Find every line of the records that has "топометрического" and return it.

_Recorded information:_
============
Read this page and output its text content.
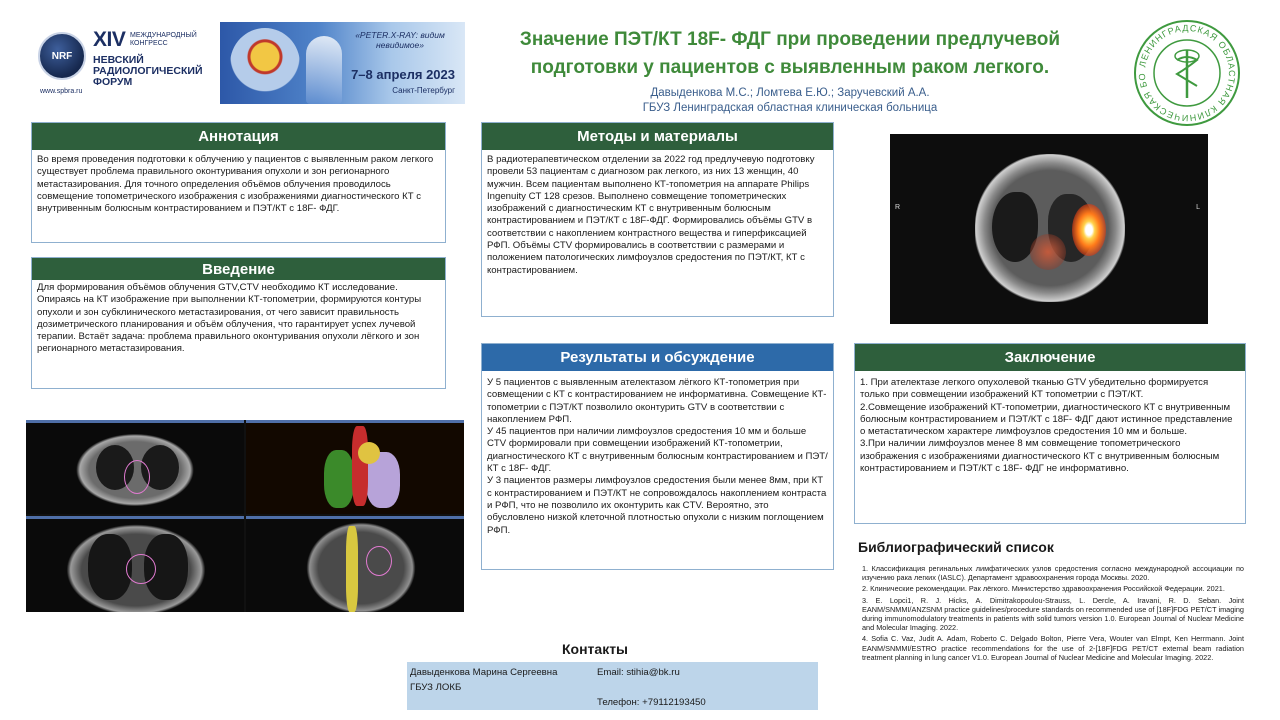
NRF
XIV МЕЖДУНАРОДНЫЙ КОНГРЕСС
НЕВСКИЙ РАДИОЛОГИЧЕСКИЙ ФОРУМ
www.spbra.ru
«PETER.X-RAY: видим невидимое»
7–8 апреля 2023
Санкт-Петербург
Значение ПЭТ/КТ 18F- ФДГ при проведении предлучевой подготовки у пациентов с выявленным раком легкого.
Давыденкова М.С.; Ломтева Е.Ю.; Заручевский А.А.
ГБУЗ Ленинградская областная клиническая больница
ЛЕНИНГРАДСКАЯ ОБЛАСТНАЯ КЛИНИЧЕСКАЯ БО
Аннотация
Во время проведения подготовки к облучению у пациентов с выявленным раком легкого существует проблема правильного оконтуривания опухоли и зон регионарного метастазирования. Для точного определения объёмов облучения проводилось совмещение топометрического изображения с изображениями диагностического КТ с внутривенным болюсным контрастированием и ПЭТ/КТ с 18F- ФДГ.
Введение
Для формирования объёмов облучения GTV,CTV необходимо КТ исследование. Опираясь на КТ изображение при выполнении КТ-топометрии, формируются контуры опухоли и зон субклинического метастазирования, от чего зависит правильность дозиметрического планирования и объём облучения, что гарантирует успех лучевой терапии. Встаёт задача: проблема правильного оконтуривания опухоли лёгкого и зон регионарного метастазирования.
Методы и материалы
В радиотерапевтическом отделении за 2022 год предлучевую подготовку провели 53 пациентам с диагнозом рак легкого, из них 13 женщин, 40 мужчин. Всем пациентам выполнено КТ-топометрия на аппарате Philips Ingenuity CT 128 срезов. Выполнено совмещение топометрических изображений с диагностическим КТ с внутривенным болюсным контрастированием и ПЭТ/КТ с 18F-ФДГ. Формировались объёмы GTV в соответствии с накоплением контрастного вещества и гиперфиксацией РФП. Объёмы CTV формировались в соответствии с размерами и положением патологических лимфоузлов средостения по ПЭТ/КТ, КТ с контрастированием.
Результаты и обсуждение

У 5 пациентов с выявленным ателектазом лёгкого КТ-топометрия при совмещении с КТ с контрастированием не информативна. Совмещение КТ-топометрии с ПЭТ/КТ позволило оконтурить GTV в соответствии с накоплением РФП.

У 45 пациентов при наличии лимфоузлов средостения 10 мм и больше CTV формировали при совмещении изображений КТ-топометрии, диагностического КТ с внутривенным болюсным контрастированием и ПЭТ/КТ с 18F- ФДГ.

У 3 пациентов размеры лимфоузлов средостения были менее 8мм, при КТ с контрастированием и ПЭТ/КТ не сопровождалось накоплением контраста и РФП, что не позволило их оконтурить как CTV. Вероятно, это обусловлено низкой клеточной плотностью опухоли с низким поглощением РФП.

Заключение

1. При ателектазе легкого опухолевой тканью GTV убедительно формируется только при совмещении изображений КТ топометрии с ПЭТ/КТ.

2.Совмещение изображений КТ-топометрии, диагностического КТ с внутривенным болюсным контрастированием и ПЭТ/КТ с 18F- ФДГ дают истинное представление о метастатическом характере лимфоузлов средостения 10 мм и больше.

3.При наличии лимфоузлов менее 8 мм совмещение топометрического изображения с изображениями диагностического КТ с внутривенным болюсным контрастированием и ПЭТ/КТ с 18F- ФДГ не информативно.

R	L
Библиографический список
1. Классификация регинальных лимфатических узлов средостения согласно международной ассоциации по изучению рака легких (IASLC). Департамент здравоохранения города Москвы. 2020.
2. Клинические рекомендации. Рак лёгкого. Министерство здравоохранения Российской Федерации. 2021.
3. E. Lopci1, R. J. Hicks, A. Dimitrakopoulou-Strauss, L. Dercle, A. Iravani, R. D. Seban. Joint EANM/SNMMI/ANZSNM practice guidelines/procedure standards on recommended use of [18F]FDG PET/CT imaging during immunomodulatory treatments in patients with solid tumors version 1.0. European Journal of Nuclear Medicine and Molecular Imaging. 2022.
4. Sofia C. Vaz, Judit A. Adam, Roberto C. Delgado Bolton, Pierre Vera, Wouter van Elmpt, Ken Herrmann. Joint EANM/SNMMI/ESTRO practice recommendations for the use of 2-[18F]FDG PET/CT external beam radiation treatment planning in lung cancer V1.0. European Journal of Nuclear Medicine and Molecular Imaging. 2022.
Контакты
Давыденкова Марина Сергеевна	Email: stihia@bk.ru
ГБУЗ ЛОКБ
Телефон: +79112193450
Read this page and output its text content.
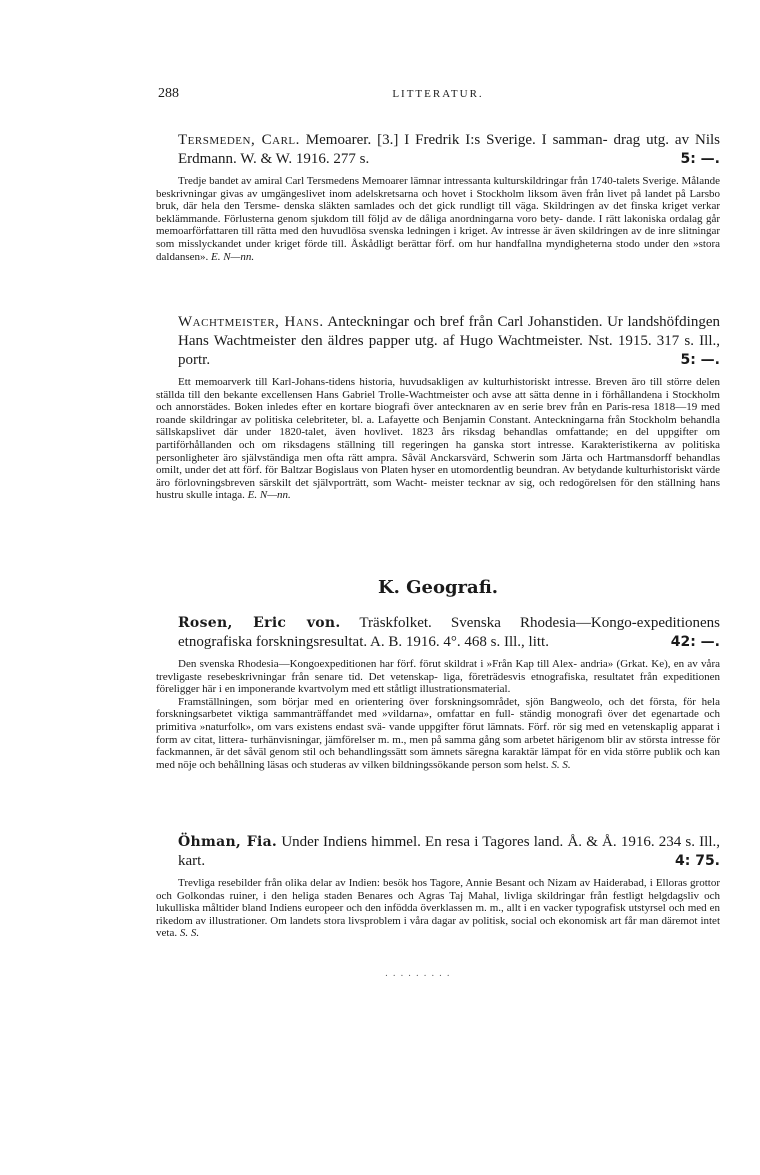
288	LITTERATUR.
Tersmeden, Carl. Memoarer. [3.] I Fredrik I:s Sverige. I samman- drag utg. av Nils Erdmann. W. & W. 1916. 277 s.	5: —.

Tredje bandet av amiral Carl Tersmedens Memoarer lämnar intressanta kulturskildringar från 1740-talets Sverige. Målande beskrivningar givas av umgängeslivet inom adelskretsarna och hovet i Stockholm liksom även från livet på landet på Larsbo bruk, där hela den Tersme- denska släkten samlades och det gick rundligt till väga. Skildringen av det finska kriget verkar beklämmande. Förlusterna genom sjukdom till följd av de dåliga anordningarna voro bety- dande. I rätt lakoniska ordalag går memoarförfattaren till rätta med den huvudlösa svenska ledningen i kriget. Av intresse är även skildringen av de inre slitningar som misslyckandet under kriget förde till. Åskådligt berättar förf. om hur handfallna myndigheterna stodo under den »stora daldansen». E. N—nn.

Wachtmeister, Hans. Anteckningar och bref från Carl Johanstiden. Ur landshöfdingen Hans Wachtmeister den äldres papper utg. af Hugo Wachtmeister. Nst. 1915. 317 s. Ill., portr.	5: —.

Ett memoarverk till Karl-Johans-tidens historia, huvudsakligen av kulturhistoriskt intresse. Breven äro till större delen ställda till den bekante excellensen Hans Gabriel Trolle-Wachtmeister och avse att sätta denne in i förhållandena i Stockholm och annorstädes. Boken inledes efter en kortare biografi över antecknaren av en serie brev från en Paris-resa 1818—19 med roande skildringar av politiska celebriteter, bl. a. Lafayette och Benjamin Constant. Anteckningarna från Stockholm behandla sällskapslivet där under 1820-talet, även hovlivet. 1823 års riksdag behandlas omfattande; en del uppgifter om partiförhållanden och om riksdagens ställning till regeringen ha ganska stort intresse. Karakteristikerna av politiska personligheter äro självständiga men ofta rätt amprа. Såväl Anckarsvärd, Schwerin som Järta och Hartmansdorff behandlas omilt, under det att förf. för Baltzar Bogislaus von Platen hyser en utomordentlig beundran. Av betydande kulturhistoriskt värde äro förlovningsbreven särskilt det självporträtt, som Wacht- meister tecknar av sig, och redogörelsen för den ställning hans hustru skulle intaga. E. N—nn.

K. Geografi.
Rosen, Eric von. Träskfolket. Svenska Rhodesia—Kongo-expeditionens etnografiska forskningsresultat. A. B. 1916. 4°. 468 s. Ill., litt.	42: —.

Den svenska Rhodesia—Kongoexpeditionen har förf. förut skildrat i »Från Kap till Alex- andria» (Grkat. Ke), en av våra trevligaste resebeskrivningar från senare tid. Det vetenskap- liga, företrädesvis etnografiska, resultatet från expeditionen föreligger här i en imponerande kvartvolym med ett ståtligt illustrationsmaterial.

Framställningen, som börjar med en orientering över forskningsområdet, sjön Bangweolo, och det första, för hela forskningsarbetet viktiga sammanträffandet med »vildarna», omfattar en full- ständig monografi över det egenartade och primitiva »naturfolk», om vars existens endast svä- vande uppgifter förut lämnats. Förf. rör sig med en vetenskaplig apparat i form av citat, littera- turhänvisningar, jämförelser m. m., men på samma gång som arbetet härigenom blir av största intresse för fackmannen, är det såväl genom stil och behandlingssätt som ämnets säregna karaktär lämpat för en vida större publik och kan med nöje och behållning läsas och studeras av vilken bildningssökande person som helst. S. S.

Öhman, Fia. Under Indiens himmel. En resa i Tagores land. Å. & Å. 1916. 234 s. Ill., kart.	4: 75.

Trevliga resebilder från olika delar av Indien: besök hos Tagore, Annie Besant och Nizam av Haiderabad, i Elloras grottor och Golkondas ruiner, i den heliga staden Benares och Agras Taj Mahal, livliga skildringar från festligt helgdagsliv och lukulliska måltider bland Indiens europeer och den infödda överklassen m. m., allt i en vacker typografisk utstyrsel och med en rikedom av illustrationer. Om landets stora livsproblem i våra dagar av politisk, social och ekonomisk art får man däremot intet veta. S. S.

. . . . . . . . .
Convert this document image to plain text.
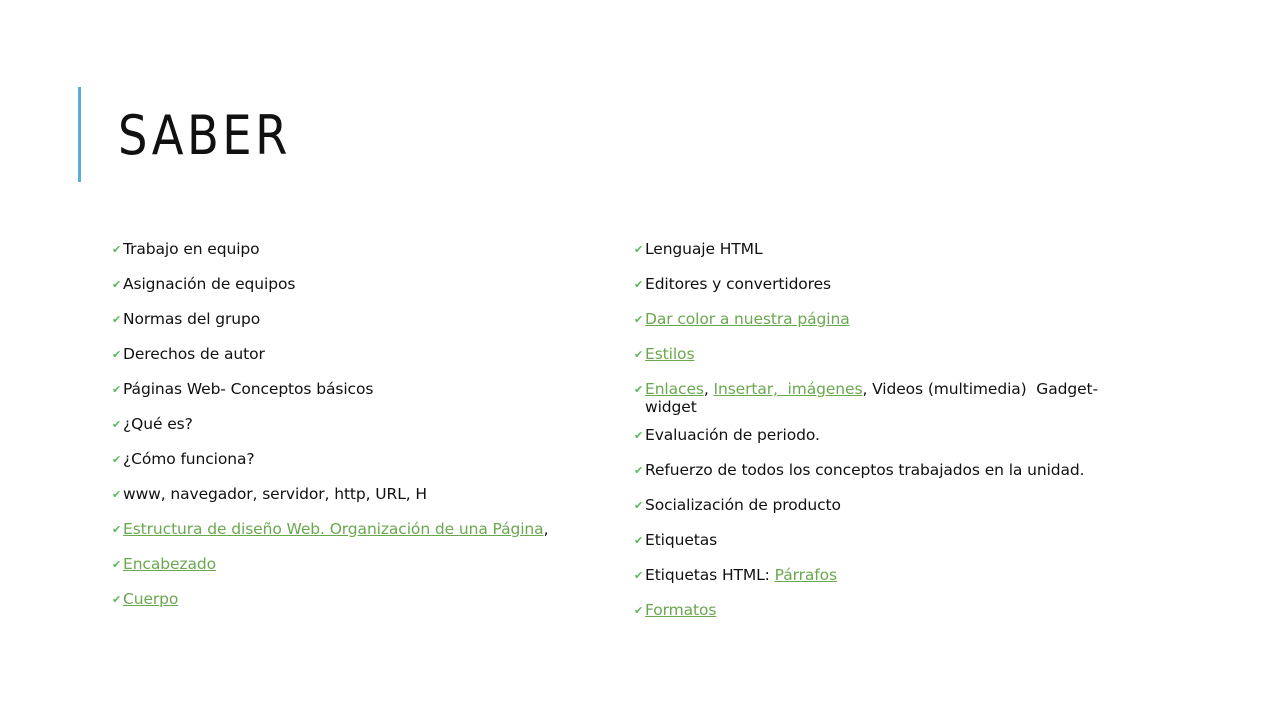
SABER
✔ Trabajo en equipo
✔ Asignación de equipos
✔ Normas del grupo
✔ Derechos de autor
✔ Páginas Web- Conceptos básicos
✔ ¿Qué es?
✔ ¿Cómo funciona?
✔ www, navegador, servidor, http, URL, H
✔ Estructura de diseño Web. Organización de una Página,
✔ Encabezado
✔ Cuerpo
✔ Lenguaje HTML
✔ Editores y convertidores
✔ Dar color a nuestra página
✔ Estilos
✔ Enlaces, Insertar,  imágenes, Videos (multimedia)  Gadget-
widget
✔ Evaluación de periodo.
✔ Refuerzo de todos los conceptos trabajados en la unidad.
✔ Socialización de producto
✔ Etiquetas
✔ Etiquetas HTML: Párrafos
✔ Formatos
============
_Answer for the task:_
Во время проведения подготовки к облучению у пациентов с выявленным раком легкого существует проблема правильного оконтуривания опухоли и зон регионарного метастазирования. Для точного определения объёмов облучения проводилось совмещение топометрического изображения с изображениями диагностического КТ с внутривенным болюсным контрастированием и ПЭТ/КТ с 18F- ФДГ.
3.При наличии лимфоузлов менее 8 мм совмещение топометрического изображения с изображениями диагностического КТ с внутривенным болюсным контрастированием и ПЭТ/КТ с 18F- ФДГ не информативно.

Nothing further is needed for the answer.